Extract every line from the records below that contains the word "variant".

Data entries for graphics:

--------------------------------

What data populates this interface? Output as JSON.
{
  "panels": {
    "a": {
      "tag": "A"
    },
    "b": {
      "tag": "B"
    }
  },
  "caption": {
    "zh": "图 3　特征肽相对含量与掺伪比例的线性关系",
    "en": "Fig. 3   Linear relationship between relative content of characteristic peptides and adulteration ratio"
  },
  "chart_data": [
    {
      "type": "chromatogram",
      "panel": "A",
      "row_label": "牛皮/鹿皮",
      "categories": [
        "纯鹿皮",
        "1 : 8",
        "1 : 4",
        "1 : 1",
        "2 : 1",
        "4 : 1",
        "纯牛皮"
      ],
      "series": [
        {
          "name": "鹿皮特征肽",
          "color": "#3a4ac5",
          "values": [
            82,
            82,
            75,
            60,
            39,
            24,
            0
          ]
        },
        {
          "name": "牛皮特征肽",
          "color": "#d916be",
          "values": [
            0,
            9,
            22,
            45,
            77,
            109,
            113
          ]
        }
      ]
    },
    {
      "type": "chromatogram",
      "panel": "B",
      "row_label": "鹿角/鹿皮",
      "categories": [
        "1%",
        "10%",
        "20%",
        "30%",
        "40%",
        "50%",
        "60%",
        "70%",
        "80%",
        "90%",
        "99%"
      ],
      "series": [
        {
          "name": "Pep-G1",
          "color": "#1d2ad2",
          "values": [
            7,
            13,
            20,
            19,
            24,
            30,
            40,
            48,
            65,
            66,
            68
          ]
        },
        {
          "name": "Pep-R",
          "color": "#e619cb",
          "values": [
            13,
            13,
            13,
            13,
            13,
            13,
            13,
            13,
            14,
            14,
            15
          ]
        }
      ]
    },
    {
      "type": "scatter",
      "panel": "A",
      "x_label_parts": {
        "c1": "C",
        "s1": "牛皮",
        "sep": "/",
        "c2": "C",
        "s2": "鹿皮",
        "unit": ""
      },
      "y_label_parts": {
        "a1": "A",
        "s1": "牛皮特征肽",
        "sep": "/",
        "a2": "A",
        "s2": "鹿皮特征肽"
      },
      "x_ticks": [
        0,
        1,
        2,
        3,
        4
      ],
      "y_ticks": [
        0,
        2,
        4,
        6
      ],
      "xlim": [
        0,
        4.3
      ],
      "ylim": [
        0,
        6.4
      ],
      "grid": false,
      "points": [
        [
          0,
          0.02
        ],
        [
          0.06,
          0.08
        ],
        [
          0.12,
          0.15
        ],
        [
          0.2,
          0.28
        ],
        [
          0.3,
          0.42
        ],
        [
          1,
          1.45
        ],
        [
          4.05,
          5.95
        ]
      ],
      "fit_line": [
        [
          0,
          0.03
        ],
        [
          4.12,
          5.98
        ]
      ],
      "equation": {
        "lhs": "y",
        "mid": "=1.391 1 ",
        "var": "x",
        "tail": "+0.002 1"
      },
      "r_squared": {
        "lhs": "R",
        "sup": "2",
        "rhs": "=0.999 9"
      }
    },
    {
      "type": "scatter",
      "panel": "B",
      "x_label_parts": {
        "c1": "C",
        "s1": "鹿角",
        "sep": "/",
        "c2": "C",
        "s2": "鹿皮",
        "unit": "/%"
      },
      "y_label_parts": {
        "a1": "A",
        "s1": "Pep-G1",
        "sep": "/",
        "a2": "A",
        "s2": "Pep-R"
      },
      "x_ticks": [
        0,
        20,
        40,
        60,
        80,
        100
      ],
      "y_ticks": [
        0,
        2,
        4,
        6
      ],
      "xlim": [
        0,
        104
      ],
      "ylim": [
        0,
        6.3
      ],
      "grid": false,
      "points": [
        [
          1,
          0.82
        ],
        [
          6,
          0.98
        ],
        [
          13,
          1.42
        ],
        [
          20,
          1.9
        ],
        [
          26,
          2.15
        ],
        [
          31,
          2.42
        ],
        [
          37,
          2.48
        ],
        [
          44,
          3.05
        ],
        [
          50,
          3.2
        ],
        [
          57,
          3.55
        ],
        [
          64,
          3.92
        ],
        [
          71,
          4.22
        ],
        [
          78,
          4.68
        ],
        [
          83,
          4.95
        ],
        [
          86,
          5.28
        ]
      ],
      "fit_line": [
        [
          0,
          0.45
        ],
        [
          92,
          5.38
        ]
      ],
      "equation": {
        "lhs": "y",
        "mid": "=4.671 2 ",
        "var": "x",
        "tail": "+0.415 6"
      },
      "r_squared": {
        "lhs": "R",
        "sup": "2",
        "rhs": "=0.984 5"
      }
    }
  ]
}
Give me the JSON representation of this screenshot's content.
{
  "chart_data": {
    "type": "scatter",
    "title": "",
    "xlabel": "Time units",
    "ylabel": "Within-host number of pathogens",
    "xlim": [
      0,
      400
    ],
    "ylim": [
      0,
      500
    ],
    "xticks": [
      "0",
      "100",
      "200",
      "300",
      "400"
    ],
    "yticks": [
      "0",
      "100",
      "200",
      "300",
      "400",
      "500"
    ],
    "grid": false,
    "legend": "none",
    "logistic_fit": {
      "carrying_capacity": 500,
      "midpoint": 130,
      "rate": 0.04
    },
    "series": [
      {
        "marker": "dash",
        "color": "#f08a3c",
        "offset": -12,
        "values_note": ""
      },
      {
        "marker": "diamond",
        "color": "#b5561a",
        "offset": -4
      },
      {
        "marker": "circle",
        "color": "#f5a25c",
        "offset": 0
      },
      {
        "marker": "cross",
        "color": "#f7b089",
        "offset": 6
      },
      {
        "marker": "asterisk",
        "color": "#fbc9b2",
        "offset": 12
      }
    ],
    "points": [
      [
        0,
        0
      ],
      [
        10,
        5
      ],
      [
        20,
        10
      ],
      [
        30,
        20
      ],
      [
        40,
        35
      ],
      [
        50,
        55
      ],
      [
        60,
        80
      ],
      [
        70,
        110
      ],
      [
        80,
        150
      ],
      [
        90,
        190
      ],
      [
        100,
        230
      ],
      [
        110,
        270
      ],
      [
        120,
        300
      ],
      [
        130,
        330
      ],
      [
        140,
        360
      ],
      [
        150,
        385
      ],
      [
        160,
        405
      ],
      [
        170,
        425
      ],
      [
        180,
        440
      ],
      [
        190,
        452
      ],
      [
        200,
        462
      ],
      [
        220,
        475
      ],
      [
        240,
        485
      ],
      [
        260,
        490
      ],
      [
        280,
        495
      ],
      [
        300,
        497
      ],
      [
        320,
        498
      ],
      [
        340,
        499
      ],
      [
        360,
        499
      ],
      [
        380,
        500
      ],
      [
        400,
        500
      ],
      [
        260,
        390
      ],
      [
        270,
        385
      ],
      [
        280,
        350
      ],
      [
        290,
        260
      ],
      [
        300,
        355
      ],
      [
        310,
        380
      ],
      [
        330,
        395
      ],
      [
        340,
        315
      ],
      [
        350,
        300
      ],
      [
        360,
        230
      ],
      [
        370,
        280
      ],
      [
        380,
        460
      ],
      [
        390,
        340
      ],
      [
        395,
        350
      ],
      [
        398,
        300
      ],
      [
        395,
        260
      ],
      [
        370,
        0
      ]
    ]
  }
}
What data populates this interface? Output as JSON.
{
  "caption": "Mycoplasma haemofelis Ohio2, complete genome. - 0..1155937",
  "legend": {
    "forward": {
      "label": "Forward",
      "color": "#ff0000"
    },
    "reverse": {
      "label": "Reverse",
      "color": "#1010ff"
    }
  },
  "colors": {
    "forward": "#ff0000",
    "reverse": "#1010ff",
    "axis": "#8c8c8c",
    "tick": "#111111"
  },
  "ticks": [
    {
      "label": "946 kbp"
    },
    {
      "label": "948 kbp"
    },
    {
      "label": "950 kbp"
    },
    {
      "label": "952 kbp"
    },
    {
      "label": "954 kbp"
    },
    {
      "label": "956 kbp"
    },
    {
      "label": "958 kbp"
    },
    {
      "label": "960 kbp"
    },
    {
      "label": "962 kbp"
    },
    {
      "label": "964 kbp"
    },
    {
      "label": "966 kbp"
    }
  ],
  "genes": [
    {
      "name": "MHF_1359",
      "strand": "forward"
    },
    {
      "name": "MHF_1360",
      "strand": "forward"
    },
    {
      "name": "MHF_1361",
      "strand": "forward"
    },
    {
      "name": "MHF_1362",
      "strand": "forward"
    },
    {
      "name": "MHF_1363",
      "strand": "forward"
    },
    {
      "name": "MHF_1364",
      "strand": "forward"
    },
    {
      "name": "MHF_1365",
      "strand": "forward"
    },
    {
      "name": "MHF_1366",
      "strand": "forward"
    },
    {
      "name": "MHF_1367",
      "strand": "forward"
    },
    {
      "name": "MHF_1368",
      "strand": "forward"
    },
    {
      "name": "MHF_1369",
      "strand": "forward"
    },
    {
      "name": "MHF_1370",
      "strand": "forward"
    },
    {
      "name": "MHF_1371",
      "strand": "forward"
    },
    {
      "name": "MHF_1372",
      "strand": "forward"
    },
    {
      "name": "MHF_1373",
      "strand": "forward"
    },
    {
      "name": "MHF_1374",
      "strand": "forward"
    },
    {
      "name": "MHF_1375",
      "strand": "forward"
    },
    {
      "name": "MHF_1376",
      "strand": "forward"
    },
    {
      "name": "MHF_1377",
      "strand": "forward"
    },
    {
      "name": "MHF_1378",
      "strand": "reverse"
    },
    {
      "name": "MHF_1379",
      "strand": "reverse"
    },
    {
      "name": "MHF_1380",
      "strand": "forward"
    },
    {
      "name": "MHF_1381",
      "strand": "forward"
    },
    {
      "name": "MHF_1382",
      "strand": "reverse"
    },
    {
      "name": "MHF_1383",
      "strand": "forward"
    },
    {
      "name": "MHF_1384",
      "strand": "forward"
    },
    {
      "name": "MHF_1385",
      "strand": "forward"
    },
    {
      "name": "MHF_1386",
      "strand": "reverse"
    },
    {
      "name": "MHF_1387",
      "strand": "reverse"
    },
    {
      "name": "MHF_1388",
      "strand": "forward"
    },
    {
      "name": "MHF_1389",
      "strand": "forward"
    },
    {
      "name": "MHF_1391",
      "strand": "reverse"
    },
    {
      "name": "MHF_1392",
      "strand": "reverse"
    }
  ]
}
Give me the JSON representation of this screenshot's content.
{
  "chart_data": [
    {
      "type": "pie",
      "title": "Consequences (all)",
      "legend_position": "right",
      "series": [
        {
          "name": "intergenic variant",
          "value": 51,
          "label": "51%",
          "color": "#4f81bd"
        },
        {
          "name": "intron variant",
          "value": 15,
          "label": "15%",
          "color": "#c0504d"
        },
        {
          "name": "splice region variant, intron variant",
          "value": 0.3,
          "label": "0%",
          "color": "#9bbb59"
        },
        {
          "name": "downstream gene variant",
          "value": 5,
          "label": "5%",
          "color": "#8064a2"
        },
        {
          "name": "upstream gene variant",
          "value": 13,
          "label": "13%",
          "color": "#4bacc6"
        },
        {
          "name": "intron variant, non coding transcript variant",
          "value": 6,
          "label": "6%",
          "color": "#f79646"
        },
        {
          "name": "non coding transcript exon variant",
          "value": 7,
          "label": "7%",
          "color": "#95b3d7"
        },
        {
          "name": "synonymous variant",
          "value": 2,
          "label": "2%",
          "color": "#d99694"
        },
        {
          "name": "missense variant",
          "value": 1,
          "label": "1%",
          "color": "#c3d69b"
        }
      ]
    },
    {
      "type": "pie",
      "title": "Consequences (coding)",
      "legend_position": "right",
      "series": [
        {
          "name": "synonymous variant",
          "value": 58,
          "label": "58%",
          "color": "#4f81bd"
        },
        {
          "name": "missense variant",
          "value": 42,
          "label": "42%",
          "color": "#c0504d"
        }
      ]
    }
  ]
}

--------------------------------

*EXERCISE ANSWER:*
          "name": "intergenic variant",
          "name": "intron variant",
          "name": "splice region variant, intron variant",
          "name": "downstream gene variant",
          "name": "upstream gene variant",
          "name": "intron variant, non coding transcript variant",
          "name": "non coding transcript exon variant",
          "name": "synonymous variant",
          "name": "missense variant",
          "name": "synonymous variant",
          "name": "missense variant",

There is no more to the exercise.